Problem to work on:
Arrange the data, starting with its first line and ending with the line that contains "participant-display-name: Элеонора —", as a JSON list of strings. Use one string per line and leave out any blank lines.

---- Given records

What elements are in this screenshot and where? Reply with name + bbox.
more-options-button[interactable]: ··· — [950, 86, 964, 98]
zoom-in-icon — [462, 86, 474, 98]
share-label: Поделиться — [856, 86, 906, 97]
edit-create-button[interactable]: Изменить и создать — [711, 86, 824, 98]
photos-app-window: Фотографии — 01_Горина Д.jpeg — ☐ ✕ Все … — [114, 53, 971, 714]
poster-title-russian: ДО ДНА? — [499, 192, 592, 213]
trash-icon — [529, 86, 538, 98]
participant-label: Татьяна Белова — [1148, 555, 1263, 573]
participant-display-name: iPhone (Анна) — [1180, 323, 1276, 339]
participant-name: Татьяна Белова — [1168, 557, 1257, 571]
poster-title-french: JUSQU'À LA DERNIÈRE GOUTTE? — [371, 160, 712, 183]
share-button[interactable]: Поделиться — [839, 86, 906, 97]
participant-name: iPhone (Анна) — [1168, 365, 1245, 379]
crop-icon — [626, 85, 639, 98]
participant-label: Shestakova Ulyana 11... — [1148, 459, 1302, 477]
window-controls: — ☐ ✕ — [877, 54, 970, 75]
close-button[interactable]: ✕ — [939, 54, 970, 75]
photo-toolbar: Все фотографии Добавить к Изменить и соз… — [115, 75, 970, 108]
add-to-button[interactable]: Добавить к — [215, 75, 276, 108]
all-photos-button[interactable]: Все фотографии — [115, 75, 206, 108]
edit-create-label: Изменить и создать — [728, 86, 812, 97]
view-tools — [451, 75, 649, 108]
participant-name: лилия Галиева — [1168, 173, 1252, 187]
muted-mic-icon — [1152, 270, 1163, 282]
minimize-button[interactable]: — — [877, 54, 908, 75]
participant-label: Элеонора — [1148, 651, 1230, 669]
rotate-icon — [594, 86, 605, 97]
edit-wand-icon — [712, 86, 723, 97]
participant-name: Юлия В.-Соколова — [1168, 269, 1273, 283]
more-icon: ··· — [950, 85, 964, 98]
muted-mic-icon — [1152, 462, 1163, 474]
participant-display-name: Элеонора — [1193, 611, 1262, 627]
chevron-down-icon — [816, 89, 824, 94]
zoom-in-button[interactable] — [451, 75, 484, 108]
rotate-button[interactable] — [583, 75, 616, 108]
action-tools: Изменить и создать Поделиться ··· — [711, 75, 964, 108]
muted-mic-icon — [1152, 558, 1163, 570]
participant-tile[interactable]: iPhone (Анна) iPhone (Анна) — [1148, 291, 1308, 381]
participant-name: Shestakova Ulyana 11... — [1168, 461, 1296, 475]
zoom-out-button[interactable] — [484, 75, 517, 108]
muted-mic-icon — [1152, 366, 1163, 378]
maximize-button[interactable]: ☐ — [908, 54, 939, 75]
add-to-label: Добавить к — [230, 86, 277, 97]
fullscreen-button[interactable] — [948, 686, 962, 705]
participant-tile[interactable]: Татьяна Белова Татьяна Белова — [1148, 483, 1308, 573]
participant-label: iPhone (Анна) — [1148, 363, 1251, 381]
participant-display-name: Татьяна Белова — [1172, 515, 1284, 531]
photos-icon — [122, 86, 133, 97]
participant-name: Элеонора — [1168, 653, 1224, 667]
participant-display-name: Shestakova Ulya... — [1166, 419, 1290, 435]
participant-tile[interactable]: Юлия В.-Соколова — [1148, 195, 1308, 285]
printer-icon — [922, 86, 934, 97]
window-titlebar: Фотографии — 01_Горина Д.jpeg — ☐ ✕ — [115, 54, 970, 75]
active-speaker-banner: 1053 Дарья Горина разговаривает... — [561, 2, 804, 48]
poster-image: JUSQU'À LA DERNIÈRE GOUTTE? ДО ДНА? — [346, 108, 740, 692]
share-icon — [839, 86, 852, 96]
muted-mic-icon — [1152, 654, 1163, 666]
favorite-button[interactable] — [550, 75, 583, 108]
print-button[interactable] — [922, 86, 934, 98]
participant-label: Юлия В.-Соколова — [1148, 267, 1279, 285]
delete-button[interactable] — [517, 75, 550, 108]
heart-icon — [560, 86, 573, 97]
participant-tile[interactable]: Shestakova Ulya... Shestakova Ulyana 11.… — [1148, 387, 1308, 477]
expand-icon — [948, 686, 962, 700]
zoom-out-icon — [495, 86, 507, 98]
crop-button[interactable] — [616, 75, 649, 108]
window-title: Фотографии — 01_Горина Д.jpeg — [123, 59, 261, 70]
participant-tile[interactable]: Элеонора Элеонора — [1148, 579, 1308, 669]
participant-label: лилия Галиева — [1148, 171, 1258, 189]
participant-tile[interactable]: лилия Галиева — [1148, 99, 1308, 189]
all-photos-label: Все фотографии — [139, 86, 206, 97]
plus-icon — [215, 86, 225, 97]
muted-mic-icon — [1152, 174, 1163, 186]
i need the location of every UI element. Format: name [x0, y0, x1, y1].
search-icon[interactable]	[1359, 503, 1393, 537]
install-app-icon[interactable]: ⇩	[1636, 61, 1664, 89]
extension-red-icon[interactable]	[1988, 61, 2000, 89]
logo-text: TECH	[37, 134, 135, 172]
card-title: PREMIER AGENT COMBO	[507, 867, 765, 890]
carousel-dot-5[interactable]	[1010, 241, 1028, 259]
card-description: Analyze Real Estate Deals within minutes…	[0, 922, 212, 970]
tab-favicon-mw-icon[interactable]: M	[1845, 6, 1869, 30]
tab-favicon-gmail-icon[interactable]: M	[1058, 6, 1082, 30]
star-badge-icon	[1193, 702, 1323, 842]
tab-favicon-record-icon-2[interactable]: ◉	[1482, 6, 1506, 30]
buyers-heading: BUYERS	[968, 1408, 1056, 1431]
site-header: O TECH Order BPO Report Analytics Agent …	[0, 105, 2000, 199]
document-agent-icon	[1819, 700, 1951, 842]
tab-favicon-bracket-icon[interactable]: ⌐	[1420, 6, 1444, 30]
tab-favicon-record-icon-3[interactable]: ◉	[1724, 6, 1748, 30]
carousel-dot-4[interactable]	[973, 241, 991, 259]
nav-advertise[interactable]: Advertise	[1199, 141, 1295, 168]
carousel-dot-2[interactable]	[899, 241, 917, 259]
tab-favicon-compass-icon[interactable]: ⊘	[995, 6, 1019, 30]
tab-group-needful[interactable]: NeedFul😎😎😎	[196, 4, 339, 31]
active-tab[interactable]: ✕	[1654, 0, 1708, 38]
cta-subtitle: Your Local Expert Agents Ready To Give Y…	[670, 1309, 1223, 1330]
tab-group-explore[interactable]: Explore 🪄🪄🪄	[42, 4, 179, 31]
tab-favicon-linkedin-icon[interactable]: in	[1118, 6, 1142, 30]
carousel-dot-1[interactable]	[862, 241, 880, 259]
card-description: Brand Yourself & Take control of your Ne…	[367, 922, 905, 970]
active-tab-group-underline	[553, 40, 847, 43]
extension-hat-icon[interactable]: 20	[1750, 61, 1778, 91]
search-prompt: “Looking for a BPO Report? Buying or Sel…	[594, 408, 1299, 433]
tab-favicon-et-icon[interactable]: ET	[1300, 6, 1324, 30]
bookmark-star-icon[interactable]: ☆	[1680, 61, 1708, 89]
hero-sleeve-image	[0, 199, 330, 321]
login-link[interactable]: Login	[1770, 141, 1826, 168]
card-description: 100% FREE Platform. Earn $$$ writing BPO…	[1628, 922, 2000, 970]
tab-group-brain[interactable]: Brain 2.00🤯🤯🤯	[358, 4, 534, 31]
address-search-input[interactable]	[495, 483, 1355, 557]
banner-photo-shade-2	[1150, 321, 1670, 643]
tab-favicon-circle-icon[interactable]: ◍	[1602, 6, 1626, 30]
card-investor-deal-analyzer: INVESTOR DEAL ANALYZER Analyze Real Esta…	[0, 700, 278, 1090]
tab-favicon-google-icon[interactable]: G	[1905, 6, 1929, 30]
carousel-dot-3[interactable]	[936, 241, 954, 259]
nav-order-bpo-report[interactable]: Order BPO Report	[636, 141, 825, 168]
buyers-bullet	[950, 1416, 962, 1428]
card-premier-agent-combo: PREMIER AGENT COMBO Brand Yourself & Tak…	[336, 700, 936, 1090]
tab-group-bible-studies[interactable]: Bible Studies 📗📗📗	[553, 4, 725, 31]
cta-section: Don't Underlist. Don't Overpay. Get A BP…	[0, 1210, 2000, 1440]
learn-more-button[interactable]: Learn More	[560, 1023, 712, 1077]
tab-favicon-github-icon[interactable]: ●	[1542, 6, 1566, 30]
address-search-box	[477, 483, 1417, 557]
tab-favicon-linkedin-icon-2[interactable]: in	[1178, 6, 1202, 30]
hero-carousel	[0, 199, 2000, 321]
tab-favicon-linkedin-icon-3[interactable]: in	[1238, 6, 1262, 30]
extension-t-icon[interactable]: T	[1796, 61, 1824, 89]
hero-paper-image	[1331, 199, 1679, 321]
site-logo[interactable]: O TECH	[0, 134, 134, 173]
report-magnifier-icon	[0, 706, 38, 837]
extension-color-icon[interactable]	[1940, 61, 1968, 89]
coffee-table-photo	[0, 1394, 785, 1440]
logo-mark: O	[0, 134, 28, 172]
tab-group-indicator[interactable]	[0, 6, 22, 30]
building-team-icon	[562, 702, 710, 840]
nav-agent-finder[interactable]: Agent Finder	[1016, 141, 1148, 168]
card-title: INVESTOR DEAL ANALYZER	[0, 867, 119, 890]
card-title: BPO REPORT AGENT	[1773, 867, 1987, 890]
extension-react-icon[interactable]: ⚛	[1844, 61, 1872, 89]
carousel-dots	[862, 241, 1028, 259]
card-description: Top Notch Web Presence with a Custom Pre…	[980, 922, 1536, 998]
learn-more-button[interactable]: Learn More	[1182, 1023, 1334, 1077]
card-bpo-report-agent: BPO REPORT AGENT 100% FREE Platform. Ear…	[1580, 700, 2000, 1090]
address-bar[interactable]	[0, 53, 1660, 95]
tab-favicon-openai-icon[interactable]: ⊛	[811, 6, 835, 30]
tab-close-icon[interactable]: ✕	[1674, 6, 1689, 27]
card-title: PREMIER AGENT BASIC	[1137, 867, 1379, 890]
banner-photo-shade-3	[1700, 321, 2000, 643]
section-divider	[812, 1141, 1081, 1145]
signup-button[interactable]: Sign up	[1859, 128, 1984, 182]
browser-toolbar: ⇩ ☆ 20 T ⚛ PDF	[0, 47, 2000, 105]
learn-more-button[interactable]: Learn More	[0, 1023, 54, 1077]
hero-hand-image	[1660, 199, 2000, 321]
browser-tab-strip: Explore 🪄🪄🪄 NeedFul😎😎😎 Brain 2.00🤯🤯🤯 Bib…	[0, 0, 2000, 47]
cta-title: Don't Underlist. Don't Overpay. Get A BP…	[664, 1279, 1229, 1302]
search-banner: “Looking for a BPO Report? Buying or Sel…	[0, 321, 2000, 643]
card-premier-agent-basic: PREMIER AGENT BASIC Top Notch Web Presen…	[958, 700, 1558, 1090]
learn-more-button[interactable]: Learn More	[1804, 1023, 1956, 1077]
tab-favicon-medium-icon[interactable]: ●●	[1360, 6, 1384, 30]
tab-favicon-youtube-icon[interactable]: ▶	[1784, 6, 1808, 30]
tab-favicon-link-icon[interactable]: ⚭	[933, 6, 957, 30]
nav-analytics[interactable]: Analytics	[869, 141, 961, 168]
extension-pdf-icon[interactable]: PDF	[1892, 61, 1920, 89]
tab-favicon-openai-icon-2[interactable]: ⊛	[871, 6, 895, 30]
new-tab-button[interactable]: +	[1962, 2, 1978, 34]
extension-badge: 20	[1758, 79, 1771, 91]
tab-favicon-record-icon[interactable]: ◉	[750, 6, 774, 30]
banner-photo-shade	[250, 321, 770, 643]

--------

Answer:
[
  "What elements are in this screenshot and where? Reply with name + bbox.",
  "more-options-button[interactable]: ··· — [950, 86, 964, 98]",
  "zoom-in-icon — [462, 86, 474, 98]",
  "share-label: Поделиться — [856, 86, 906, 97]",
  "edit-create-button[interactable]: Изменить и создать — [711, 86, 824, 98]",
  "photos-app-window: Фотографии — 01_Горина Д.jpeg — ☐ ✕ Все … — [114, 53, 971, 714]",
  "poster-title-russian: ДО ДНА? — [499, 192, 592, 213]",
  "trash-icon — [529, 86, 538, 98]",
  "participant-label: Татьяна Белова — [1148, 555, 1263, 573]",
  "participant-display-name: iPhone (Анна) — [1180, 323, 1276, 339]",
  "participant-name: Татьяна Белова — [1168, 557, 1257, 571]",
  "poster-title-french: JUSQU'À LA DERNIÈRE GOUTTE? — [371, 160, 712, 183]",
  "share-button[interactable]: Поделиться — [839, 86, 906, 97]",
  "participant-name: iPhone (Анна) — [1168, 365, 1245, 379]",
  "crop-icon — [626, 85, 639, 98]",
  "participant-label: Shestakova Ulyana 11... — [1148, 459, 1302, 477]",
  "window-controls: — ☐ ✕ — [877, 54, 970, 75]",
  "close-button[interactable]: ✕ — [939, 54, 970, 75]",
  "photo-toolbar: Все фотографии Добавить к Изменить и соз… — [115, 75, 970, 108]",
  "add-to-button[interactable]: Добавить к — [215, 75, 276, 108]",
  "all-photos-button[interactable]: Все фотографии — [115, 75, 206, 108]",
  "edit-create-label: Изменить и создать — [728, 86, 812, 97]",
  "view-tools — [451, 75, 649, 108]",
  "participant-name: лилия Галиева — [1168, 173, 1252, 187]",
  "muted-mic-icon — [1152, 270, 1163, 282]",
  "minimize-button[interactable]: — — [877, 54, 908, 75]",
  "participant-label: Элеонора — [1148, 651, 1230, 669]",
  "rotate-icon — [594, 86, 605, 97]",
  "edit-wand-icon — [712, 86, 723, 97]",
  "participant-name: Юлия В.-Соколова — [1168, 269, 1273, 283]",
  "more-icon: ··· — [950, 85, 964, 98]",
  "muted-mic-icon — [1152, 462, 1163, 474]",
  "participant-display-name: Элеонора — [1193, 611, 1262, 627]"
]